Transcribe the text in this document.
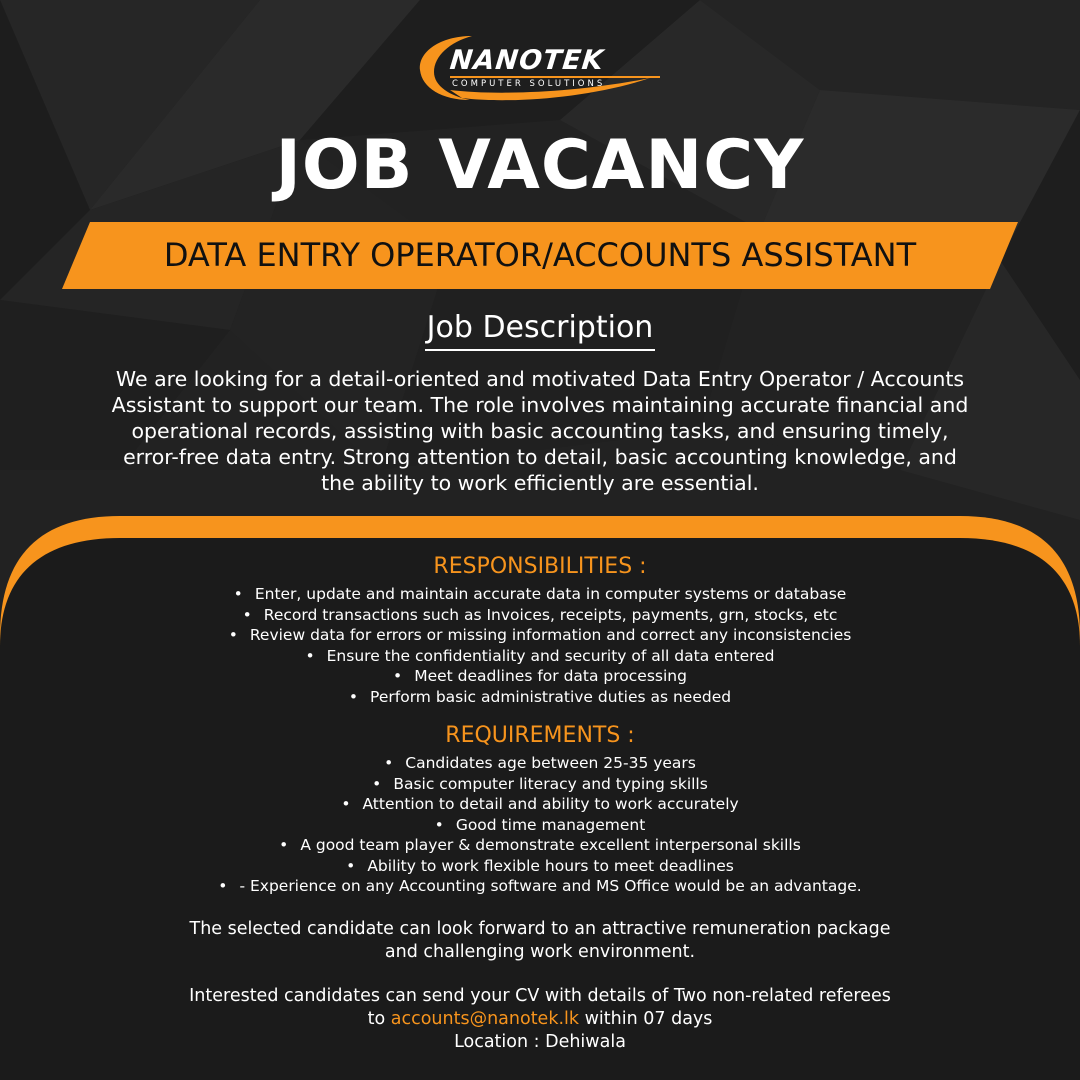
NANOTEK
COMPUTER SOLUTIONS
JOB VACANCY
DATA ENTRY OPERATOR/ACCOUNTS ASSISTANT
Job Description
We are looking for a detail-oriented and motivated Data Entry Operator / Accounts
Assistant to support our team. The role involves maintaining accurate financial and
operational records, assisting with basic accounting tasks, and ensuring timely,
error-free data entry. Strong attention to detail, basic accounting knowledge, and
the ability to work efficiently are essential.
RESPONSIBILITIES :
• Enter, update and maintain accurate data in computer systems or database
• Record transactions such as Invoices, receipts, payments, grn, stocks, etc
• Review data for errors or missing information and correct any inconsistencies
• Ensure the confidentiality and security of all data entered
• Meet deadlines for data processing
• Perform basic administrative duties as needed
REQUIREMENTS :
• Candidates age between 25-35 years
• Basic computer literacy and typing skills
• Attention to detail and ability to work accurately
• Good time management
• A good team player & demonstrate excellent interpersonal skills
• Ability to work flexible hours to meet deadlines
• - Experience on any Accounting software and MS Office would be an advantage.
The selected candidate can look forward to an attractive remuneration package
and challenging work environment.
Interested candidates can send your CV with details of Two non-related referees
to accounts@nanotek.lk within 07 days
Location : Dehiwala
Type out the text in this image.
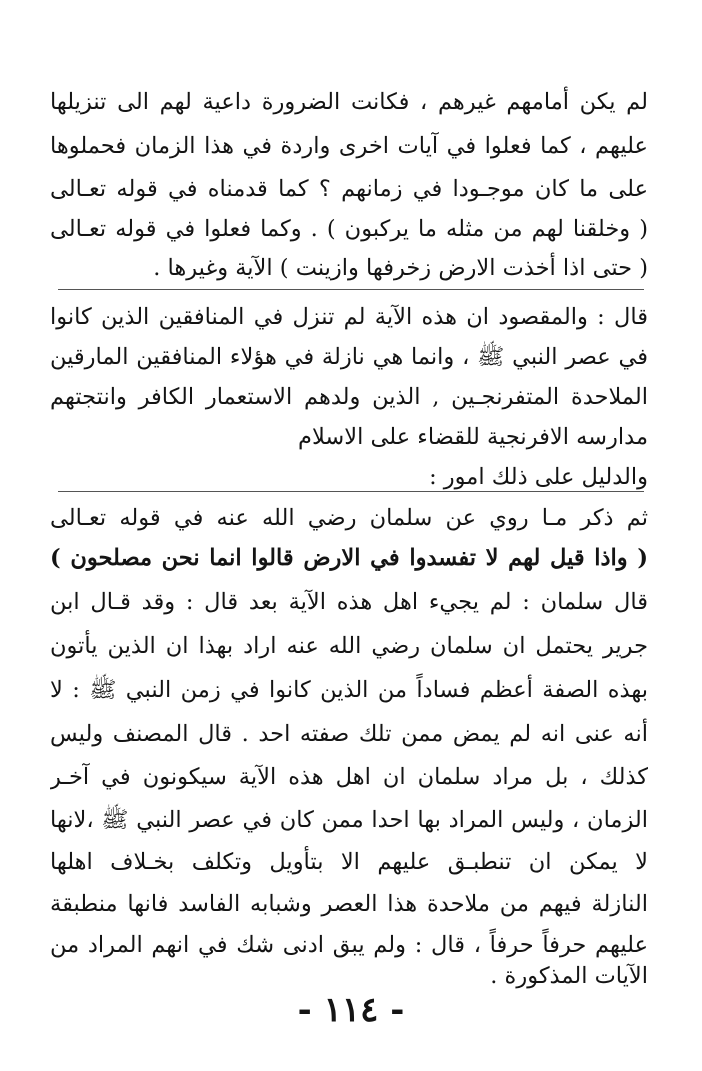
لم يكن أمامهم غيرهم ، فكانت الضرورة داعية لهم الى تنزيلها
عليهم ، كما فعلوا في آيات اخرى واردة في هذا الزمان فحملوها
على ما كان موجـودا في زمانهم ؟ كما قدمناه في قوله تعـالى
( وخلقنا لهم من مثله ما يركبون ) . وكما فعلوا في قوله تعـالى
( حتى اذا أخذت الارض زخرفها وازينت ) الآية وغيرها .
قال : والمقصود ان هذه الآية لم تنزل في المنافقين الذين كانوا
في عصر النبي ﷺ ، وانما هي نازلة في هؤلاء المنافقين المارقين
الملاحدة المتفرنجـين , الذين ولدهم الاستعمار الكافر وانتجتهم
مدارسه الافرنجية للقضاء على الاسلام
والدليل على ذلك امور :
ثم ذكر مـا روي عن سلمان رضي الله عنه في قوله تعـالى
( واذا قيل لهم لا تفسدوا في الارض قالوا انما نحن مصلحون )
قال سلمان : لم يجيء اهل هذه الآية بعد قال : وقد قـال ابن
جرير يحتمل ان سلمان رضي الله عنه اراد بهذا ان الذين يأتون
بهذه الصفة أعظم فساداً من الذين كانوا في زمن النبي ﷺ : لا
أنه عنى انه لم يمض ممن تلك صفته احد . قال المصنف وليس
كذلك ، بل مراد سلمان ان اهل هذه الآية سيكونون في آخـر
الزمان ، وليس المراد بها احدا ممن كان في عصر النبي ﷺ ،لانها
لا يمكن ان تنطبـق عليهم الا بتأويل وتكلف بخـلاف اهلها
النازلة فيهم من ملاحدة هذا العصر وشبابه الفاسد فانها منطبقة
عليهم حرفاً حرفاً ، قال : ولم يبق ادنى شك في انهم المراد من
الآيات المذكورة .
- ١١٤ -
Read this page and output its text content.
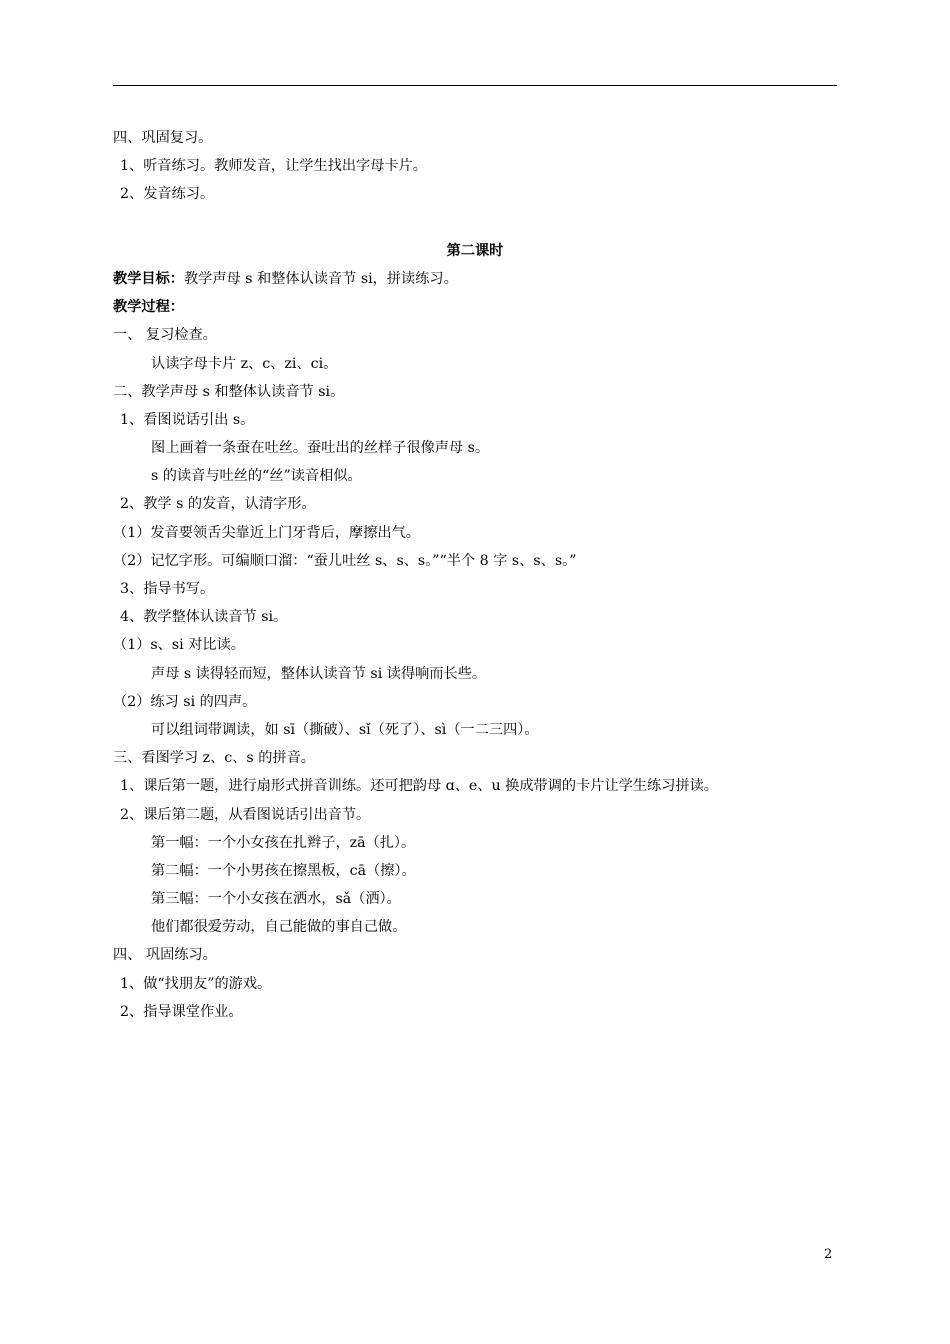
四、巩固复习。
1、听音练习。教师发音，让学生找出字母卡片。
2、发音练习。
第二课时
教学目标：教学声母 s 和整体认读音节 si，拼读练习。
教学过程：
一、 复习检查。
认读字母卡片 z、c、zi、ci。
二、教学声母 s 和整体认读音节 si。
1、看图说话引出 s。
图上画着一条蚕在吐丝。蚕吐出的丝样子很像声母 s。
s 的读音与吐丝的“丝”读音相似。
2、教学 s 的发音，认清字形。
（1）发音要领舌尖靠近上门牙背后，摩擦出气。
（2）记忆字形。可编顺口溜：“蚕儿吐丝 s、s、s。”“半个 8 字 s、s、s。”
3、指导书写。
4、教学整体认读音节 si。
（1）s、si 对比读。
声母 s 读得轻而短，整体认读音节 si 读得响而长些。
（2）练习 si 的四声。
可以组词带调读，如 sī（撕破）、sǐ（死了）、sì（一二三四）。
三、看图学习 z、c、s 的拼音。
1、课后第一题，进行扇形式拼音训练。还可把韵母 ɑ、e、u 换成带调的卡片让学生练习拼读。
2、课后第二题，从看图说话引出音节。
第一幅：一个小女孩在扎辫子，zā（扎）。
第二幅：一个小男孩在擦黑板，cā（擦）。
第三幅：一个小女孩在洒水，sǎ（洒）。
他们都很爱劳动，自己能做的事自己做。
四、 巩固练习。
1、做“找朋友”的游戏。
2、指导课堂作业。
2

_ _ _

**Given task:**
Give back each entry exactly as it appears, with no pictures.

**The response:**
Transcribe the text in this document.
NANOTEK
COMPUTER SOLUTIONS
JOB VACANCY
DATA ENTRY OPERATOR/ACCOUNTS ASSISTANT
Job Description
We are looking for a detail-oriented and motivated Data Entry Operator / Accounts
Assistant to support our team. The role involves maintaining accurate financial and
operational records, assisting with basic accounting tasks, and ensuring timely,
error-free data entry. Strong attention to detail, basic accounting knowledge, and
the ability to work efficiently are essential.
RESPONSIBILITIES :
• Enter, update and maintain accurate data in computer systems or database
• Record transactions such as Invoices, receipts, payments, grn, stocks, etc
• Review data for errors or missing information and correct any inconsistencies
• Ensure the confidentiality and security of all data entered
• Meet deadlines for data processing
• Perform basic administrative duties as needed
REQUIREMENTS :
• Candidates age between 25-35 years
• Basic computer literacy and typing skills
• Attention to detail and ability to work accurately
• Good time management
• A good team player & demonstrate excellent interpersonal skills
• Ability to work flexible hours to meet deadlines
• - Experience on any Accounting software and MS Office would be an advantage.
The selected candidate can look forward to an attractive remuneration package
and challenging work environment.
Interested candidates can send your CV with details of Two non-related referees
to accounts@nanotek.lk within 07 days
Location : Dehiwala
Type out the text in this image.
لم يكن أمامهم غيرهم ، فكانت الضرورة داعية لهم الى تنزيلها
عليهم ، كما فعلوا في آيات اخرى واردة في هذا الزمان فحملوها
على ما كان موجـودا في زمانهم ؟ كما قدمناه في قوله تعـالى
( وخلقنا لهم من مثله ما يركبون ) . وكما فعلوا في قوله تعـالى
( حتى اذا أخذت الارض زخرفها وازينت ) الآية وغيرها .
قال : والمقصود ان هذه الآية لم تنزل في المنافقين الذين كانوا
في عصر النبي ﷺ ، وانما هي نازلة في هؤلاء المنافقين المارقين
الملاحدة المتفرنجـين , الذين ولدهم الاستعمار الكافر وانتجتهم
مدارسه الافرنجية للقضاء على الاسلام
والدليل على ذلك امور :
ثم ذكر مـا روي عن سلمان رضي الله عنه في قوله تعـالى
( واذا قيل لهم لا تفسدوا في الارض قالوا انما نحن مصلحون )
قال سلمان : لم يجيء اهل هذه الآية بعد قال : وقد قـال ابن
جرير يحتمل ان سلمان رضي الله عنه اراد بهذا ان الذين يأتون
بهذه الصفة أعظم فساداً من الذين كانوا في زمن النبي ﷺ : لا
أنه عنى انه لم يمض ممن تلك صفته احد . قال المصنف وليس
كذلك ، بل مراد سلمان ان اهل هذه الآية سيكونون في آخـر
الزمان ، وليس المراد بها احدا ممن كان في عصر النبي ﷺ ،لانها
لا يمكن ان تنطبـق عليهم الا بتأويل وتكلف بخـلاف اهلها
النازلة فيهم من ملاحدة هذا العصر وشبابه الفاسد فانها منطبقة
عليهم حرفاً حرفاً ، قال : ولم يبق ادنى شك في انهم المراد من
الآيات المذكورة .
- ١١٤ -
Read this page and output its text content.
四、巩固复习。
1、听音练习。教师发音，让学生找出字母卡片。
2、发音练习。
第二课时
教学目标：教学声母 s 和整体认读音节 si，拼读练习。
教学过程：
一、 复习检查。
认读字母卡片 z、c、zi、ci。
二、教学声母 s 和整体认读音节 si。
1、看图说话引出 s。
图上画着一条蚕在吐丝。蚕吐出的丝样子很像声母 s。
s 的读音与吐丝的“丝”读音相似。
2、教学 s 的发音，认清字形。
（1）发音要领舌尖靠近上门牙背后，摩擦出气。
（2）记忆字形。可编顺口溜：“蚕儿吐丝 s、s、s。”“半个 8 字 s、s、s。”
3、指导书写。
4、教学整体认读音节 si。
（1）s、si 对比读。
声母 s 读得轻而短，整体认读音节 si 读得响而长些。
（2）练习 si 的四声。
可以组词带调读，如 sī（撕破）、sǐ（死了）、sì（一二三四）。
三、看图学习 z、c、s 的拼音。
1、课后第一题，进行扇形式拼音训练。还可把韵母 ɑ、e、u 换成带调的卡片让学生练习拼读。
2、课后第二题，从看图说话引出音节。
第一幅：一个小女孩在扎辫子，zā（扎）。
第二幅：一个小男孩在擦黑板，cā（擦）。
第三幅：一个小女孩在洒水，sǎ（洒）。
他们都很爱劳动，自己能做的事自己做。
四、 巩固练习。
1、做“找朋友”的游戏。
2、指导课堂作业。
2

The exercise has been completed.